Copy, from the entries below, each line where the word "color" can be found.
____________________
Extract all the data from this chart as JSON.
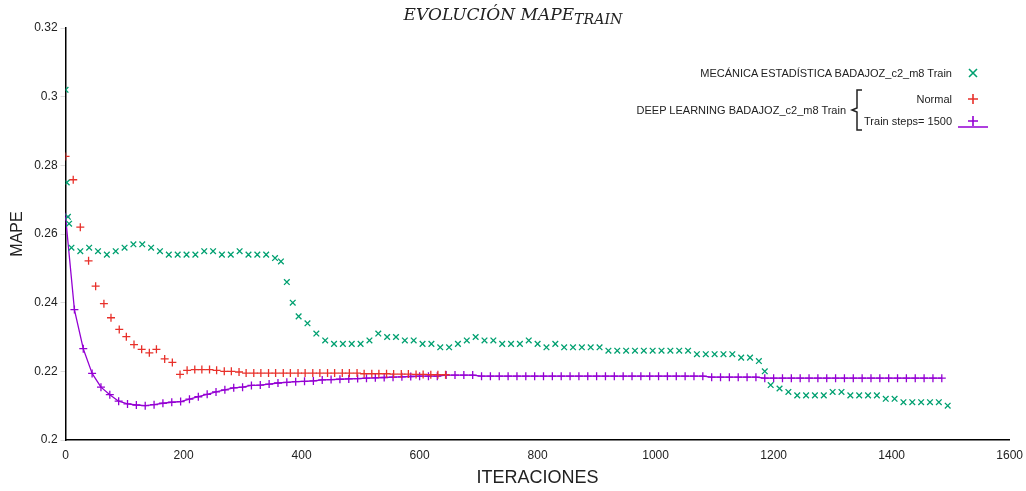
{
  "chart_data": {
    "type": "scatter",
    "title": "EVOLUCIÓN MAPE$_{TRAIN}$",
    "xlabel": "ITERACIONES",
    "ylabel": "MAPE",
    "xlim": [
      0,
      1600
    ],
    "xticks": [
      0,
      200,
      400,
      600,
      800,
      1000,
      1200,
      1400,
      1600
    ],
    "ylim": [
      0.2,
      0.32
    ],
    "yticks": [
      0.2,
      0.22,
      0.24,
      0.26,
      0.28,
      0.3,
      0.32
    ],
    "grid": false,
    "legend": "top right",
    "legend_title": "DEEP LEARNING  BADAJOZ_c2_m8  Train",
    "series": [
      {
        "name": "MECÁNICA ESTADÍSTICA  BADAJOZ_c2_m8  Train",
        "type": "scatter",
        "marker": "cross",
        "color": "#00a070",
        "x": [
          0,
          2,
          4,
          6,
          10,
          25,
          40,
          55,
          70,
          85,
          100,
          115,
          130,
          145,
          160,
          175,
          190,
          205,
          220,
          235,
          250,
          265,
          280,
          295,
          310,
          325,
          340,
          355,
          365,
          375,
          385,
          395,
          410,
          425,
          440,
          455,
          470,
          485,
          500,
          515,
          530,
          545,
          560,
          575,
          590,
          605,
          620,
          635,
          650,
          665,
          680,
          695,
          710,
          725,
          740,
          755,
          770,
          785,
          800,
          815,
          830,
          845,
          860,
          875,
          890,
          905,
          920,
          935,
          950,
          965,
          980,
          995,
          1010,
          1025,
          1040,
          1055,
          1070,
          1085,
          1100,
          1115,
          1130,
          1145,
          1160,
          1175,
          1185,
          1195,
          1210,
          1225,
          1240,
          1255,
          1270,
          1285,
          1300,
          1315,
          1330,
          1345,
          1360,
          1375,
          1390,
          1405,
          1420,
          1435,
          1450,
          1465,
          1480,
          1495
        ],
        "values": [
          0.302,
          0.275,
          0.265,
          0.263,
          0.256,
          0.255,
          0.256,
          0.255,
          0.254,
          0.255,
          0.256,
          0.257,
          0.257,
          0.256,
          0.255,
          0.254,
          0.254,
          0.254,
          0.254,
          0.255,
          0.255,
          0.254,
          0.254,
          0.255,
          0.254,
          0.254,
          0.254,
          0.253,
          0.252,
          0.246,
          0.24,
          0.236,
          0.234,
          0.231,
          0.229,
          0.228,
          0.228,
          0.228,
          0.228,
          0.229,
          0.231,
          0.23,
          0.23,
          0.229,
          0.229,
          0.228,
          0.228,
          0.227,
          0.227,
          0.228,
          0.229,
          0.23,
          0.229,
          0.229,
          0.228,
          0.228,
          0.228,
          0.229,
          0.228,
          0.227,
          0.228,
          0.227,
          0.227,
          0.227,
          0.227,
          0.227,
          0.226,
          0.226,
          0.226,
          0.226,
          0.226,
          0.226,
          0.226,
          0.226,
          0.226,
          0.226,
          0.225,
          0.225,
          0.225,
          0.225,
          0.225,
          0.224,
          0.224,
          0.223,
          0.22,
          0.216,
          0.215,
          0.214,
          0.213,
          0.213,
          0.213,
          0.213,
          0.214,
          0.214,
          0.213,
          0.213,
          0.213,
          0.213,
          0.212,
          0.212,
          0.211,
          0.211,
          0.211,
          0.211,
          0.211,
          0.21
        ]
      },
      {
        "name": "Normal",
        "type": "scatter",
        "marker": "plus",
        "color": "#e8302a",
        "x": [
          0,
          13,
          25,
          39,
          51,
          65,
          77,
          91,
          103,
          116,
          129,
          142,
          154,
          168,
          181,
          194,
          206,
          219,
          231,
          244,
          256,
          269,
          281,
          294,
          306,
          319,
          331,
          344,
          356,
          369,
          381,
          394,
          406,
          419,
          431,
          444,
          456,
          469,
          481,
          494,
          506,
          519,
          531,
          544,
          556,
          569,
          581,
          594,
          606,
          619,
          631,
          644
        ],
        "values": [
          0.2826,
          0.2758,
          0.262,
          0.2522,
          0.2448,
          0.2397,
          0.2356,
          0.2322,
          0.2301,
          0.2278,
          0.2264,
          0.2254,
          0.2264,
          0.2236,
          0.2226,
          0.2191,
          0.2203,
          0.2205,
          0.2205,
          0.2205,
          0.2203,
          0.22,
          0.22,
          0.2198,
          0.2195,
          0.2195,
          0.2195,
          0.2195,
          0.2195,
          0.2195,
          0.2195,
          0.2195,
          0.2195,
          0.2195,
          0.2195,
          0.2195,
          0.2195,
          0.2195,
          0.2195,
          0.2195,
          0.2193,
          0.2193,
          0.2193,
          0.2193,
          0.2192,
          0.2192,
          0.2192,
          0.2191,
          0.2191,
          0.219,
          0.219,
          0.219
        ]
      },
      {
        "name": "Train steps= 1500",
        "type": "line",
        "marker": "plus",
        "line_style": "solid",
        "color": "#9400d3",
        "x": [
          0,
          15,
          30,
          45,
          60,
          75,
          90,
          105,
          120,
          135,
          150,
          165,
          180,
          195,
          210,
          225,
          240,
          255,
          270,
          285,
          300,
          315,
          330,
          345,
          360,
          375,
          390,
          405,
          420,
          435,
          450,
          465,
          480,
          495,
          510,
          525,
          540,
          555,
          570,
          585,
          600,
          615,
          630,
          645,
          660,
          675,
          690,
          705,
          720,
          735,
          750,
          765,
          780,
          795,
          810,
          825,
          840,
          855,
          870,
          885,
          900,
          915,
          930,
          945,
          960,
          975,
          990,
          1005,
          1020,
          1035,
          1050,
          1065,
          1080,
          1095,
          1110,
          1125,
          1140,
          1155,
          1170,
          1185,
          1200,
          1215,
          1230,
          1245,
          1260,
          1275,
          1290,
          1305,
          1320,
          1335,
          1350,
          1365,
          1380,
          1395,
          1410,
          1425,
          1440,
          1455,
          1470,
          1485
        ],
        "values": [
          0.265,
          0.238,
          0.2266,
          0.2194,
          0.2154,
          0.2132,
          0.2113,
          0.2105,
          0.2102,
          0.21,
          0.2103,
          0.2107,
          0.211,
          0.2112,
          0.2119,
          0.2126,
          0.2133,
          0.214,
          0.2146,
          0.2152,
          0.2154,
          0.2159,
          0.216,
          0.2163,
          0.2166,
          0.2168,
          0.217,
          0.2171,
          0.2172,
          0.2175,
          0.2176,
          0.2177,
          0.2178,
          0.2179,
          0.218,
          0.2181,
          0.2182,
          0.2183,
          0.2184,
          0.2185,
          0.2186,
          0.2186,
          0.2186,
          0.2189,
          0.2189,
          0.2189,
          0.2189,
          0.2186,
          0.2186,
          0.2186,
          0.2186,
          0.2186,
          0.2186,
          0.2186,
          0.2186,
          0.2186,
          0.2186,
          0.2186,
          0.2186,
          0.2186,
          0.2186,
          0.2186,
          0.2186,
          0.2186,
          0.2186,
          0.2186,
          0.2186,
          0.2186,
          0.2186,
          0.2186,
          0.2186,
          0.2186,
          0.2186,
          0.2183,
          0.2183,
          0.2183,
          0.2183,
          0.2183,
          0.2183,
          0.218,
          0.218,
          0.218,
          0.218,
          0.218,
          0.218,
          0.218,
          0.218,
          0.218,
          0.218,
          0.218,
          0.218,
          0.218,
          0.218,
          0.218,
          0.218,
          0.218,
          0.218,
          0.218,
          0.218,
          0.218
        ]
      }
    ]
  }
}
____________________
§ **RESPONSE BELOW**:
        "color": "#00a070",
        "color": "#e8302a",
        "color": "#9400d3",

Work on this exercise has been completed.